§ Information given
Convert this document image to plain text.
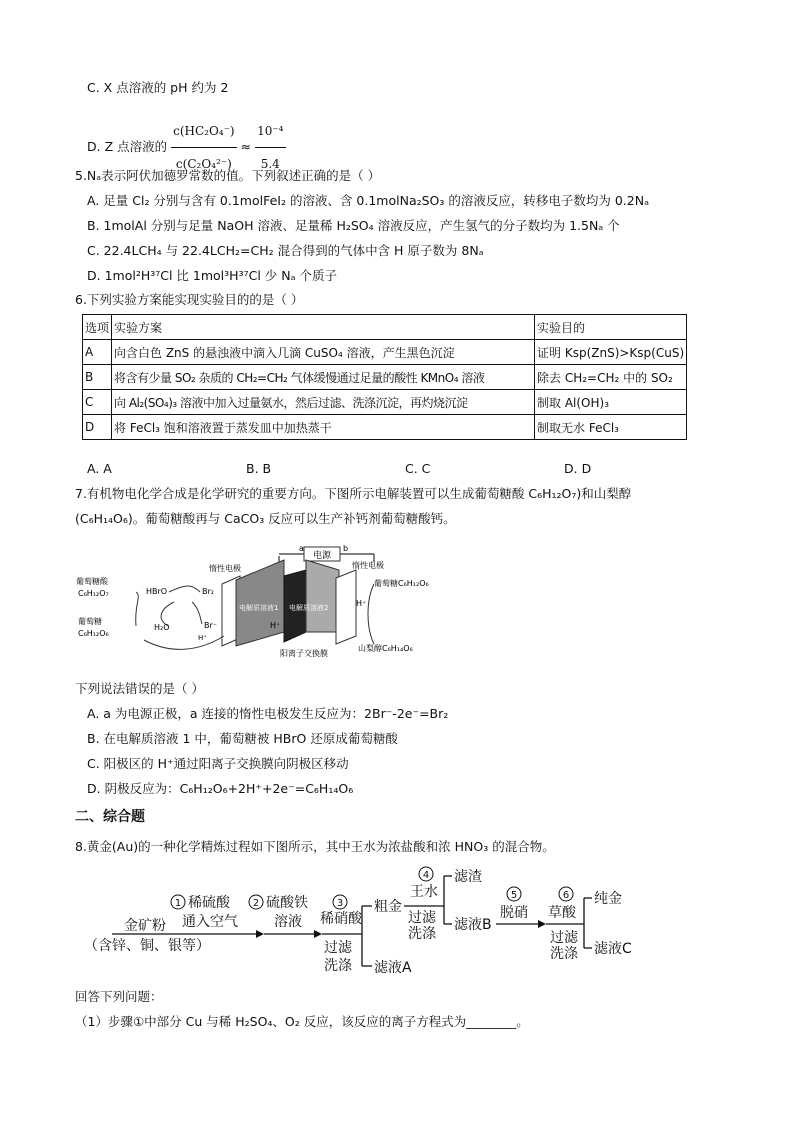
C. X 点溶液的 pH 约为 2
D. Z 点溶液的 $\frac{\text{c(HC₂O₄⁻)}}{\text{c(C₂O₄²⁻)}} \approx \frac{\text{10⁻⁴}}{5.4}$
5.Nₐ表示阿伏加德罗常数的值。下列叙述正确的是（ ）
A. 足量 Cl₂ 分别与含有 0.1molFeI₂ 的溶液、含 0.1molNa₂SO₃ 的溶液反应，转移电子数均为 0.2Nₐ
B. 1molAl 分别与足量 NaOH 溶液、足量稀 H₂SO₄ 溶液反应，产生氢气的分子数均为 1.5Nₐ 个
C. 22.4LCH₄ 与 22.4LCH₂=CH₂ 混合得到的气体中含 H 原子数为 8Nₐ
D. 1mol²H³⁷Cl 比 1mol³H³⁷Cl 少 Nₐ 个质子
6.下列实验方案能实现实验目的的是（ ）
选项	实验方案	实验目的
A	向含白色 ZnS 的悬浊液中滴入几滴 CuSO₄ 溶液，产生黑色沉淀	证明 Ksp(ZnS)>Ksp(CuS)
B	将含有少量 SO₂ 杂质的 CH₂=CH₂ 气体缓慢通过足量的酸性 KMnO₄ 溶液	除去 CH₂=CH₂ 中的 SO₂
C	向 Al₂(SO₄)₃ 溶液中加入过量氨水，然后过滤、洗涤沉淀，再灼烧沉淀	制取 Al(OH)₃
D	将 FeCl₃ 饱和溶液置于蒸发皿中加热蒸干	制取无水 FeCl₃
A. A	B. B	C. C	D. D
7.有机物电化学合成是化学研究的重要方向。下图所示电解装置可以生成葡萄糖酸 C₆H₁₂O₇)和山梨醇
(C₆H₁₄O₆)。葡萄糖酸再与 CaCO₃ 反应可以生产补钙剂葡萄糖酸钙。
电源
a	b
惰性电极	惰性电极
电解质溶液1 电解质溶液2
H⁺
H⁺
阳离子交换膜
葡萄糖酸
C₆H₁₂O₇
葡萄糖
C₆H₁₂O₆
HBrO	Br₂
H₂O	Br⁻
H⁺
葡萄糖C₆H₁₂O₆
山梨醇C₆H₁₄O₆
下列说法错误的是（ ）
A. a 为电源正极，a 连接的惰性电极发生反应为：2Br⁻-2e⁻=Br₂
B. 在电解质溶液 1 中，葡萄糖被 HBrO 还原成葡萄糖酸
C. 阳极区的 H⁺通过阳离子交换膜向阴极区移动
D. 阴极反应为：C₆H₁₂O₆+2H⁺+2e⁻=C₆H₁₄O₆
二、综合题
8.黄金(Au)的一种化学精炼过程如下图所示，其中王水为浓盐酸和浓 HNO₃ 的混合物。
金矿粉
（含锌、铜、银等）
1 稀硫酸
通入空气
2 硫酸铁
溶液
3
稀硝酸
过滤
洗涤
粗金
滤液A
4
王水
过滤
洗涤
滤渣
滤液B
5
脱硝
6
草酸
过滤
洗涤
纯金
滤液C
回答下列问题：
（1）步骤①中部分 Cu 与稀 H₂SO₄、O₂ 反应，该反应的离子方程式为________。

§ Short exercise
Reproduce the whole listing exactly, but not the images in it.

§ The output
Convert this document image to plain text.
C. X 点溶液的 pH 约为 2
D. Z 点溶液的 $\frac{\text{c(HC₂O₄⁻)}}{\text{c(C₂O₄²⁻)}} \approx \frac{\text{10⁻⁴}}{5.4}$
5.Nₐ表示阿伏加德罗常数的值。下列叙述正确的是（ ）
A. 足量 Cl₂ 分别与含有 0.1molFeI₂ 的溶液、含 0.1molNa₂SO₃ 的溶液反应，转移电子数均为 0.2Nₐ
B. 1molAl 分别与足量 NaOH 溶液、足量稀 H₂SO₄ 溶液反应，产生氢气的分子数均为 1.5Nₐ 个
C. 22.4LCH₄ 与 22.4LCH₂=CH₂ 混合得到的气体中含 H 原子数为 8Nₐ
D. 1mol²H³⁷Cl 比 1mol³H³⁷Cl 少 Nₐ 个质子
6.下列实验方案能实现实验目的的是（ ）
选项	实验方案	实验目的
A	向含白色 ZnS 的悬浊液中滴入几滴 CuSO₄ 溶液，产生黑色沉淀	证明 Ksp(ZnS)>Ksp(CuS)
B	将含有少量 SO₂ 杂质的 CH₂=CH₂ 气体缓慢通过足量的酸性 KMnO₄ 溶液	除去 CH₂=CH₂ 中的 SO₂
C	向 Al₂(SO₄)₃ 溶液中加入过量氨水，然后过滤、洗涤沉淀，再灼烧沉淀	制取 Al(OH)₃
D	将 FeCl₃ 饱和溶液置于蒸发皿中加热蒸干	制取无水 FeCl₃
A. A	B. B	C. C	D. D
7.有机物电化学合成是化学研究的重要方向。下图所示电解装置可以生成葡萄糖酸 C₆H₁₂O₇)和山梨醇
(C₆H₁₄O₆)。葡萄糖酸再与 CaCO₃ 反应可以生产补钙剂葡萄糖酸钙。
电源
a	b
惰性电极	惰性电极
电解质溶液1 电解质溶液2
H⁺
H⁺
阳离子交换膜
葡萄糖酸
C₆H₁₂O₇
葡萄糖
C₆H₁₂O₆
HBrO	Br₂
H₂O	Br⁻
H⁺
葡萄糖C₆H₁₂O₆
山梨醇C₆H₁₄O₆
下列说法错误的是（ ）
A. a 为电源正极，a 连接的惰性电极发生反应为：2Br⁻-2e⁻=Br₂
B. 在电解质溶液 1 中，葡萄糖被 HBrO 还原成葡萄糖酸
C. 阳极区的 H⁺通过阳离子交换膜向阴极区移动
D. 阴极反应为：C₆H₁₂O₆+2H⁺+2e⁻=C₆H₁₄O₆
二、综合题
8.黄金(Au)的一种化学精炼过程如下图所示，其中王水为浓盐酸和浓 HNO₃ 的混合物。
金矿粉
（含锌、铜、银等）
1 稀硫酸
通入空气
2 硫酸铁
溶液
3
稀硝酸
过滤
洗涤
粗金
滤液A
4
王水
过滤
洗涤
滤渣
滤液B
5
脱硝
6
草酸
过滤
洗涤
纯金
滤液C
回答下列问题：
（1）步骤①中部分 Cu 与稀 H₂SO₄、O₂ 反应，该反应的离子方程式为________。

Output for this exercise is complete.